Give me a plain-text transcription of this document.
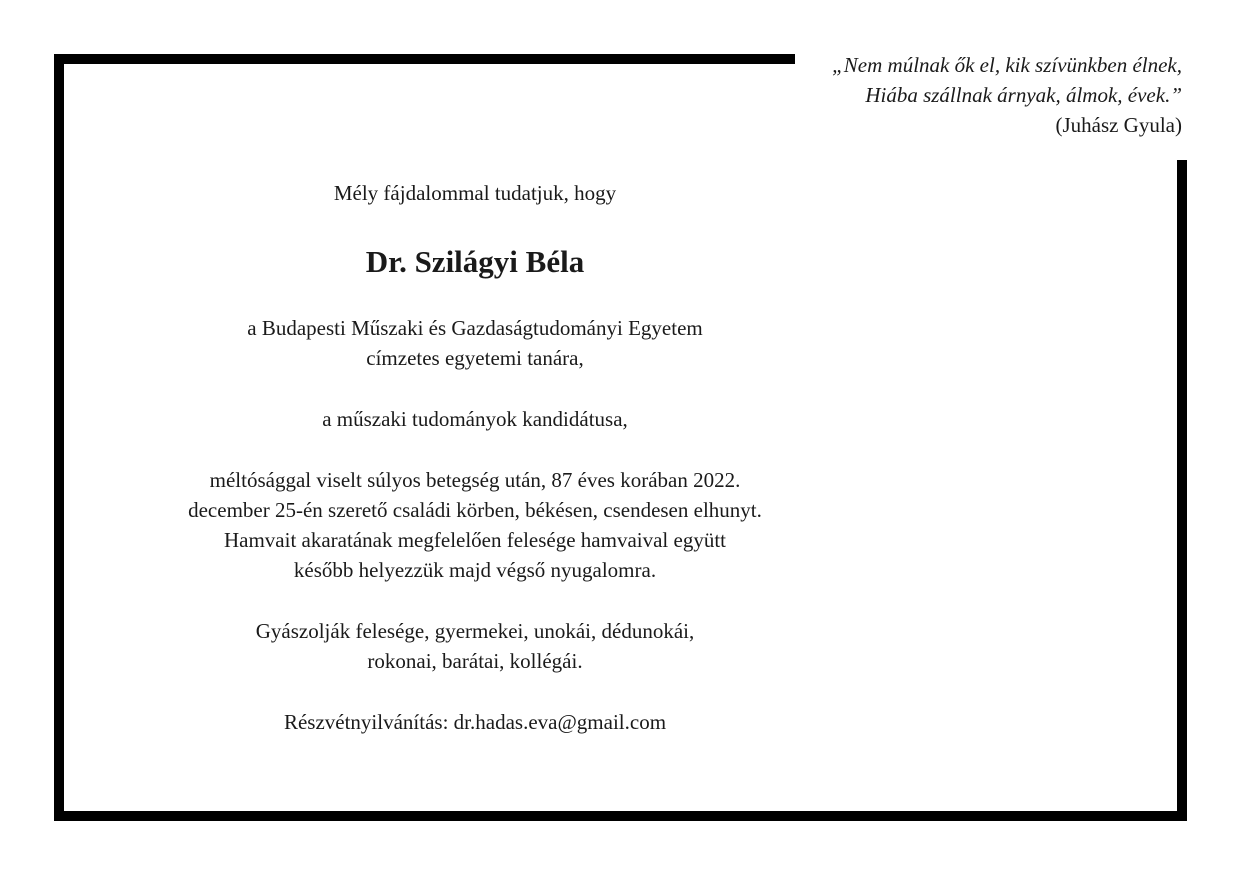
„Nem múlnak ők el, kik szívünkben élnek,
Hiába szállnak árnyak, álmok, évek.”
(Juhász Gyula)

Mély fájdalommal tudatjuk, hogy

Dr. Szilágyi Béla

a Budapesti Műszaki és Gazdaságtudományi Egyetem
címzetes egyetemi tanára,

a műszaki tudományok kandidátusa,

méltósággal viselt súlyos betegség után, 87 éves korában 2022.
december 25-én szerető családi körben, békésen, csendesen elhunyt.
Hamvait akaratának megfelelően felesége hamvaival együtt
később helyezzük majd végső nyugalomra.

Gyászolják felesége, gyermekei, unokái, dédunokái,
rokonai, barátai, kollégái.

Részvétnyilvánítás: dr.hadas.eva@gmail.com
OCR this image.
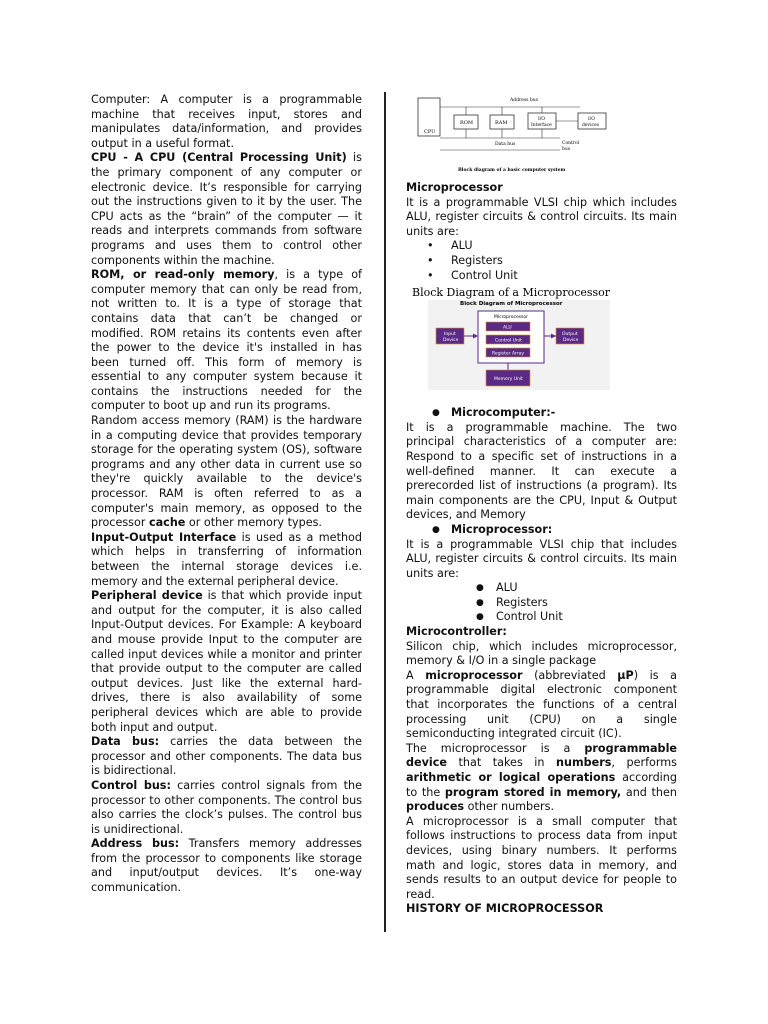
Computer: A computer is a programmable machine that receives input, stores and manipulates data/information, and provides output in a useful format.

CPU - A CPU (Central Processing Unit) is the primary component of any computer or electronic device. It’s responsible for carrying out the instructions given to it by the user. The CPU acts as the “brain” of the computer — it reads and interprets commands from software programs and uses them to control other components within the machine.

ROM, or read-only memory, is a type of computer memory that can only be read from, not written to. It is a type of storage that contains data that can’t be changed or modified. ROM retains its contents even after the power to the device it's installed in has been turned off. This form of memory is essential to any computer system because it contains the instructions needed for the computer to boot up and run its programs.

Random access memory (RAM) is the hardware in a computing device that provides temporary storage for the operating system (OS), software programs and any other data in current use so they're quickly available to the device's processor. RAM is often referred to as a computer's main memory, as opposed to the processor cache or other memory types.

Input-Output Interface is used as a method which helps in transferring of information between the internal storage devices i.e. memory and the external peripheral device.

Peripheral device is that which provide input and output for the computer, it is also called Input-Output devices. For Example: A keyboard and mouse provide Input to the computer are called input devices while a monitor and printer that provide output to the computer are called output devices. Just like the external hard-drives, there is also availability of some peripheral devices which are able to provide both input and output.

Data bus: carries the data between the processor and other components. The data bus is bidirectional.

Control bus: carries control signals from the processor to other components. The control bus also carries the clock’s pulses. The control bus is unidirectional.

Address bus: Transfers memory addresses from the processor to components like storage and input/output devices. It’s one-way communication.

CPU
Address bus
ROM	RAM
I/O
Interface
I/O
devices
Data bus	Control
bus
Block diagram of a basic computer system
Block Diagram of a Microprocessor
Block Diagram of Microprocessor
Microprocessor
ALU
Control Unit
Register Array
Input
Device
Output
Device
Memory Unit

Microprocessor

It is a programmable VLSI chip which includes ALU, register circuits & control circuits. Its main units are:

• ALU
• Registers
• Control Unit

● Microcomputer:-

It is a programmable machine. The two principal characteristics of a computer are: Respond to a specific set of instructions in a well-defined manner. It can execute a prerecorded list of instructions (a program). Its main components are the CPU, Input & Output devices, and Memory

● Microprocessor:

It is a programmable VLSI chip that includes ALU, register circuits & control circuits. Its main units are:

● ALU
● Registers
● Control Unit

Microcontroller:

Silicon chip, which includes microprocessor, memory & I/O in a single package

A microprocessor (abbreviated µP) is a programmable digital electronic component that incorporates the functions of a central processing unit (CPU) on a single semiconducting integrated circuit (IC).

The microprocessor is a programmable device that takes in numbers, performs arithmetic or logical operations according to the program stored in memory, and then produces other numbers.

A microprocessor is a small computer that follows instructions to process data from input devices, using binary numbers. It performs math and logic, stores data in memory, and sends results to an output device for people to read.

HISTORY OF MICROPROCESSOR
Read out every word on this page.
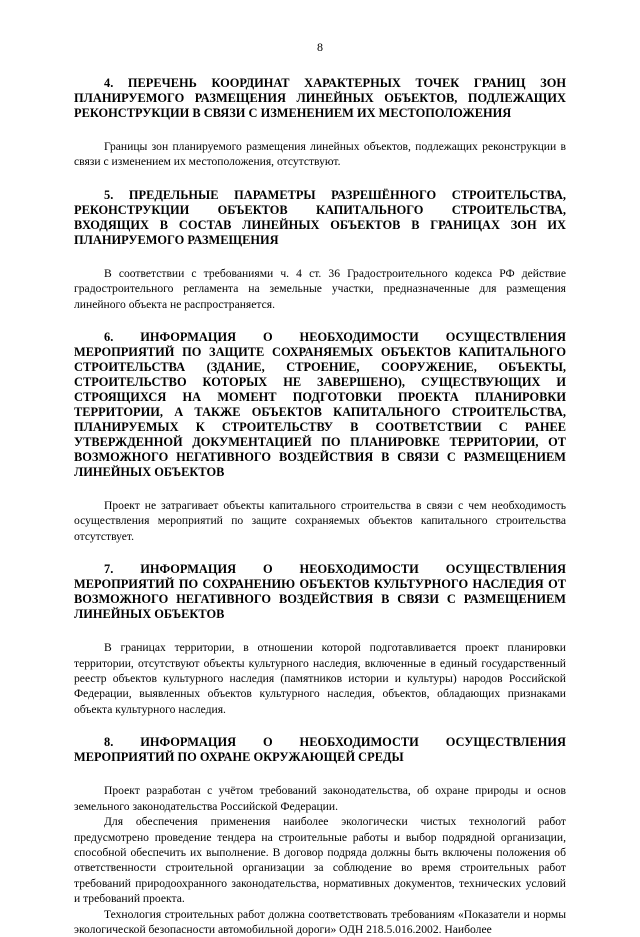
8

4. ПЕРЕЧЕНЬ КООРДИНАТ ХАРАКТЕРНЫХ ТОЧЕК ГРАНИЦ ЗОН ПЛАНИРУЕМОГО РАЗМЕЩЕНИЯ ЛИНЕЙНЫХ ОБЪЕКТОВ, ПОДЛЕЖАЩИХ РЕКОНСТРУКЦИИ В СВЯЗИ С ИЗМЕНЕНИЕМ ИХ МЕСТОПОЛОЖЕНИЯ

Границы зон планируемого размещения линейных объектов, подлежащих реконструкции в связи с изменением их местоположения, отсутствуют.

5. ПРЕДЕЛЬНЫЕ ПАРАМЕТРЫ РАЗРЕШЁННОГО СТРОИТЕЛЬСТВА, РЕКОНСТРУКЦИИ ОБЪЕКТОВ КАПИТАЛЬНОГО СТРОИТЕЛЬСТВА, ВХОДЯЩИХ В СОСТАВ ЛИНЕЙНЫХ ОБЪЕКТОВ В ГРАНИЦАХ ЗОН ИХ ПЛАНИРУЕМОГО РАЗМЕЩЕНИЯ

В соответствии с требованиями ч. 4 ст. 36 Градостроительного кодекса РФ действие градостроительного регламента на земельные участки, предназначенные для размещения линейного объекта не распространяется.

6. ИНФОРМАЦИЯ О НЕОБХОДИМОСТИ ОСУЩЕСТВЛЕНИЯ МЕРОПРИЯТИЙ ПО ЗАЩИТЕ СОХРАНЯЕМЫХ ОБЪЕКТОВ КАПИТАЛЬНОГО СТРОИТЕЛЬСТВА (ЗДАНИЕ, СТРОЕНИЕ, СООРУЖЕНИЕ, ОБЪЕКТЫ, СТРОИТЕЛЬСТВО КОТОРЫХ НЕ ЗАВЕРШЕНО), СУЩЕСТВУЮЩИХ И СТРОЯЩИХСЯ НА МОМЕНТ ПОДГОТОВКИ ПРОЕКТА ПЛАНИРОВКИ ТЕРРИТОРИИ, А ТАКЖЕ ОБЪЕКТОВ КАПИТАЛЬНОГО СТРОИТЕЛЬСТВА, ПЛАНИРУЕМЫХ К СТРОИТЕЛЬСТВУ В СООТВЕТСТВИИ С РАНЕЕ УТВЕРЖДЕННОЙ ДОКУМЕНТАЦИЕЙ ПО ПЛАНИРОВКЕ ТЕРРИТОРИИ, ОТ ВОЗМОЖНОГО НЕГАТИВНОГО ВОЗДЕЙСТВИЯ В СВЯЗИ С РАЗМЕЩЕНИЕМ ЛИНЕЙНЫХ ОБЪЕКТОВ

Проект не затрагивает объекты капитального строительства в связи с чем необходимость осуществления мероприятий по защите сохраняемых объектов капитального строительства отсутствует.

7. ИНФОРМАЦИЯ О НЕОБХОДИМОСТИ ОСУЩЕСТВЛЕНИЯ МЕРОПРИЯТИЙ ПО СОХРАНЕНИЮ ОБЪЕКТОВ КУЛЬТУРНОГО НАСЛЕДИЯ ОТ ВОЗМОЖНОГО НЕГАТИВНОГО ВОЗДЕЙСТВИЯ В СВЯЗИ С РАЗМЕЩЕНИЕМ ЛИНЕЙНЫХ ОБЪЕКТОВ

В границах территории, в отношении которой подготавливается проект планировки территории, отсутствуют объекты культурного наследия, включенные в единый государственный реестр объектов культурного наследия (памятников истории и культуры) народов Российской Федерации, выявленных объектов культурного наследия, объектов, обладающих признаками объекта культурного наследия.

8. ИНФОРМАЦИЯ О НЕОБХОДИМОСТИ ОСУЩЕСТВЛЕНИЯ МЕРОПРИЯТИЙ ПО ОХРАНЕ ОКРУЖАЮЩЕЙ СРЕДЫ

Проект разработан с учётом требований законодательства, об охране природы и основ земельного законодательства Российской Федерации.

Для обеспечения применения наиболее экологически чистых технологий работ предусмотрено проведение тендера на строительные работы и выбор подрядной организации, способной обеспечить их выполнение. В договор подряда должны быть включены положения об ответственности строительной организации за соблюдение во время строительных работ требований природоохранного законодательства, нормативных документов, технических условий и требований проекта.

Технология строительных работ должна соответствовать требованиям «Показатели и нормы экологической безопасности автомобильной дороги» ОДН 218.5.016.2002. Наиболее
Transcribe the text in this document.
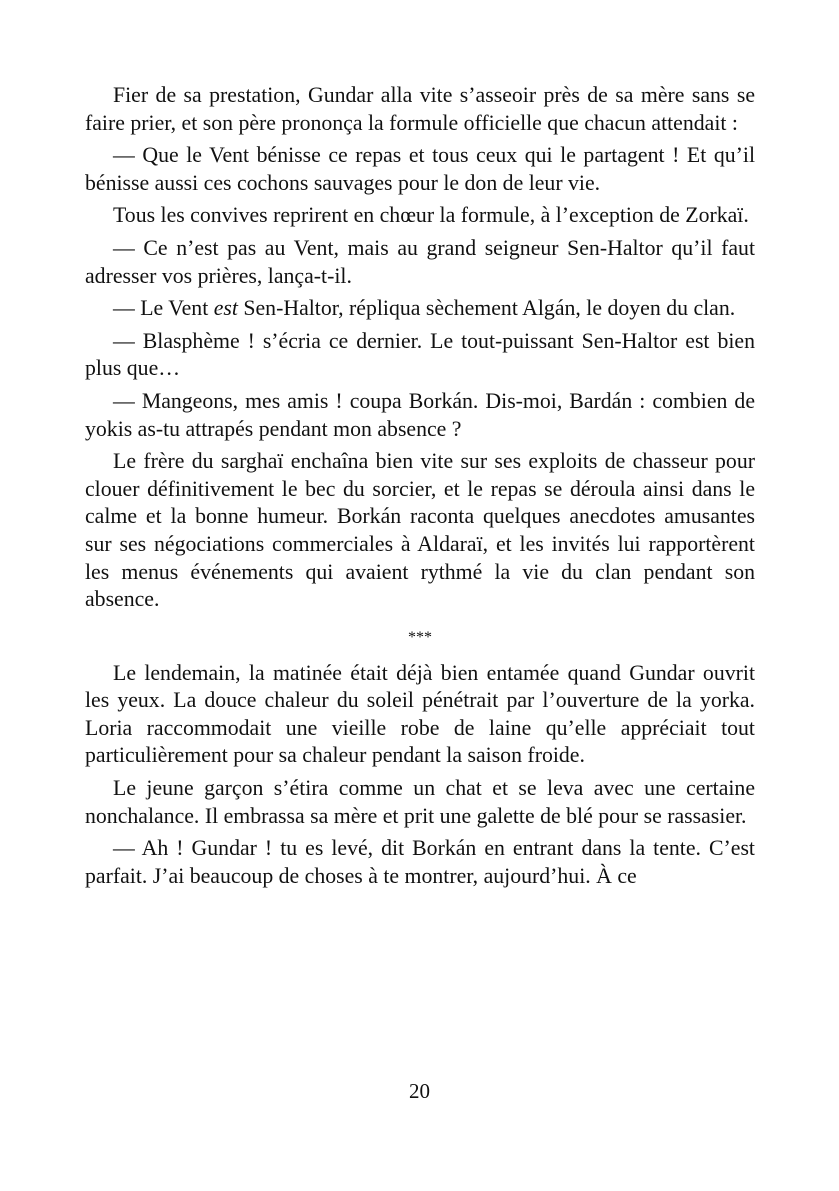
Fier de sa prestation, Gundar alla vite s’asseoir près de sa mère sans se faire prier, et son père prononça la formule officielle que chacun attendait :

— Que le Vent bénisse ce repas et tous ceux qui le partagent ! Et qu’il bénisse aussi ces cochons sauvages pour le don de leur vie.

Tous les convives reprirent en chœur la formule, à l’exception de Zorkaï.

— Ce n’est pas au Vent, mais au grand seigneur Sen-Haltor qu’il faut adresser vos prières, lança-t-il.

— Le Vent est Sen-Haltor, répliqua sèchement Algán, le doyen du clan.

— Blasphème ! s’écria ce dernier. Le tout-puissant Sen-Haltor est bien plus que…

— Mangeons, mes amis ! coupa Borkán. Dis-moi, Bardán : combien de yokis as-tu attrapés pendant mon absence ?

Le frère du sarghaï enchaîna bien vite sur ses exploits de chasseur pour clouer définitivement le bec du sorcier, et le repas se déroula ainsi dans le calme et la bonne humeur. Borkán raconta quelques anecdotes amusantes sur ses négociations commerciales à Aldaraï, et les invités lui rapportèrent les menus événements qui avaient rythmé la vie du clan pendant son absence.

***

Le lendemain, la matinée était déjà bien entamée quand Gundar ouvrit les yeux. La douce chaleur du soleil pénétrait par l’ouverture de la yorka. Loria raccommodait une vieille robe de laine qu’elle appréciait tout particulièrement pour sa chaleur pendant la saison froide.

Le jeune garçon s’étira comme un chat et se leva avec une certaine nonchalance. Il embrassa sa mère et prit une galette de blé pour se rassasier.

— Ah ! Gundar ! tu es levé, dit Borkán en entrant dans la tente. C’est parfait. J’ai beaucoup de choses à te montrer, aujourd’hui. À ce

20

★ ★ ★ ★ ★ ★ ★

-- EXERCISE GOAL --
Write out every line of the listing that holds the word "Address".

-- SOLUTION BELOW --
Address bus: Transfers memory addresses from the processor to components like storage and input/output devices. It’s one-way communication.
Address bus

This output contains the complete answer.